*** Given entries ***
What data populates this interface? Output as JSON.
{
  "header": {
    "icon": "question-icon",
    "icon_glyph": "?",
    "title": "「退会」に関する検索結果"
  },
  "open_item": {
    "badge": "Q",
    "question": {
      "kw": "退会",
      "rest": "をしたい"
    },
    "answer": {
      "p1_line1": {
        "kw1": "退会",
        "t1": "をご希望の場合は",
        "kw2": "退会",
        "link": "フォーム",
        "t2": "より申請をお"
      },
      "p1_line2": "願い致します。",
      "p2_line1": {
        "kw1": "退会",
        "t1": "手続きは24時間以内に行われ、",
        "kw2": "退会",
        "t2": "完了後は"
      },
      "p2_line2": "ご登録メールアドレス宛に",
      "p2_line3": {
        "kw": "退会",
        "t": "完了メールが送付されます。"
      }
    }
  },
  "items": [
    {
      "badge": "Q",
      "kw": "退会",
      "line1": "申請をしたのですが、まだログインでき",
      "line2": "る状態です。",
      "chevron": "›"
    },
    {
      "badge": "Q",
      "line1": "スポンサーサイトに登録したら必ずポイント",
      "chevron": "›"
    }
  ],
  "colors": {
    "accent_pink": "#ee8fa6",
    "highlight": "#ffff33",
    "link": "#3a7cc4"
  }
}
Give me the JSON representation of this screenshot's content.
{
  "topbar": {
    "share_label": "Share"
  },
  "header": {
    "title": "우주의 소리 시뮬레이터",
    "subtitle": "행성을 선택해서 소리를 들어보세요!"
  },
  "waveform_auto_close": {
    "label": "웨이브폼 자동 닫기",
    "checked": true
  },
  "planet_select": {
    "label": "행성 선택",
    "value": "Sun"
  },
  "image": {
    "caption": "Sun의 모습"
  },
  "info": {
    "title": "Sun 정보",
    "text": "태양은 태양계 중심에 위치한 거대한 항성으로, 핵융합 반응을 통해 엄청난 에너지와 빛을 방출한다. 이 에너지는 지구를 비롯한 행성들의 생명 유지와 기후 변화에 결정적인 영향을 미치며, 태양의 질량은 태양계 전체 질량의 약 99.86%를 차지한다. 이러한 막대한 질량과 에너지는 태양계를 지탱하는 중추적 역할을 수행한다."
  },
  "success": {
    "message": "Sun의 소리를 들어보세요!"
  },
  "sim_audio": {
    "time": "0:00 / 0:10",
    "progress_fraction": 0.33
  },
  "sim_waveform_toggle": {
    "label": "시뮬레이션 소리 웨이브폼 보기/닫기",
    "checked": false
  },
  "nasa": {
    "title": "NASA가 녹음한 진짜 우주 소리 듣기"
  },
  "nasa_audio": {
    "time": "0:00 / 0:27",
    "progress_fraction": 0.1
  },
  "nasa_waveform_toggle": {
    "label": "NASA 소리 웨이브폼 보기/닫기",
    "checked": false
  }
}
***
Requirements: Return all of the above records exactly, leaving no line out.

Solved exercise:
What data populates this interface? Output as JSON.
{
  "header": {
    "icon": "question-icon",
    "icon_glyph": "?",
    "title": "「退会」に関する検索結果"
  },
  "open_item": {
    "badge": "Q",
    "question": {
      "kw": "退会",
      "rest": "をしたい"
    },
    "answer": {
      "p1_line1": {
        "kw1": "退会",
        "t1": "をご希望の場合は",
        "kw2": "退会",
        "link": "フォーム",
        "t2": "より申請をお"
      },
      "p1_line2": "願い致します。",
      "p2_line1": {
        "kw1": "退会",
        "t1": "手続きは24時間以内に行われ、",
        "kw2": "退会",
        "t2": "完了後は"
      },
      "p2_line2": "ご登録メールアドレス宛に",
      "p2_line3": {
        "kw": "退会",
        "t": "完了メールが送付されます。"
      }
    }
  },
  "items": [
    {
      "badge": "Q",
      "kw": "退会",
      "line1": "申請をしたのですが、まだログインでき",
      "line2": "る状態です。",
      "chevron": "›"
    },
    {
      "badge": "Q",
      "line1": "スポンサーサイトに登録したら必ずポイント",
      "chevron": "›"
    }
  ],
  "colors": {
    "accent_pink": "#ee8fa6",
    "highlight": "#ffff33",
    "link": "#3a7cc4"
  }
}
Give me the JSON representation of this screenshot's content.
{
  "topbar": {
    "share_label": "Share"
  },
  "header": {
    "title": "우주의 소리 시뮬레이터",
    "subtitle": "행성을 선택해서 소리를 들어보세요!"
  },
  "waveform_auto_close": {
    "label": "웨이브폼 자동 닫기",
    "checked": true
  },
  "planet_select": {
    "label": "행성 선택",
    "value": "Sun"
  },
  "image": {
    "caption": "Sun의 모습"
  },
  "info": {
    "title": "Sun 정보",
    "text": "태양은 태양계 중심에 위치한 거대한 항성으로, 핵융합 반응을 통해 엄청난 에너지와 빛을 방출한다. 이 에너지는 지구를 비롯한 행성들의 생명 유지와 기후 변화에 결정적인 영향을 미치며, 태양의 질량은 태양계 전체 질량의 약 99.86%를 차지한다. 이러한 막대한 질량과 에너지는 태양계를 지탱하는 중추적 역할을 수행한다."
  },
  "success": {
    "message": "Sun의 소리를 들어보세요!"
  },
  "sim_audio": {
    "time": "0:00 / 0:10",
    "progress_fraction": 0.33
  },
  "sim_waveform_toggle": {
    "label": "시뮬레이션 소리 웨이브폼 보기/닫기",
    "checked": false
  },
  "nasa": {
    "title": "NASA가 녹음한 진짜 우주 소리 듣기"
  },
  "nasa_audio": {
    "time": "0:00 / 0:27",
    "progress_fraction": 0.1
  },
  "nasa_waveform_toggle": {
    "label": "NASA 소리 웨이브폼 보기/닫기",
    "checked": false
  }
}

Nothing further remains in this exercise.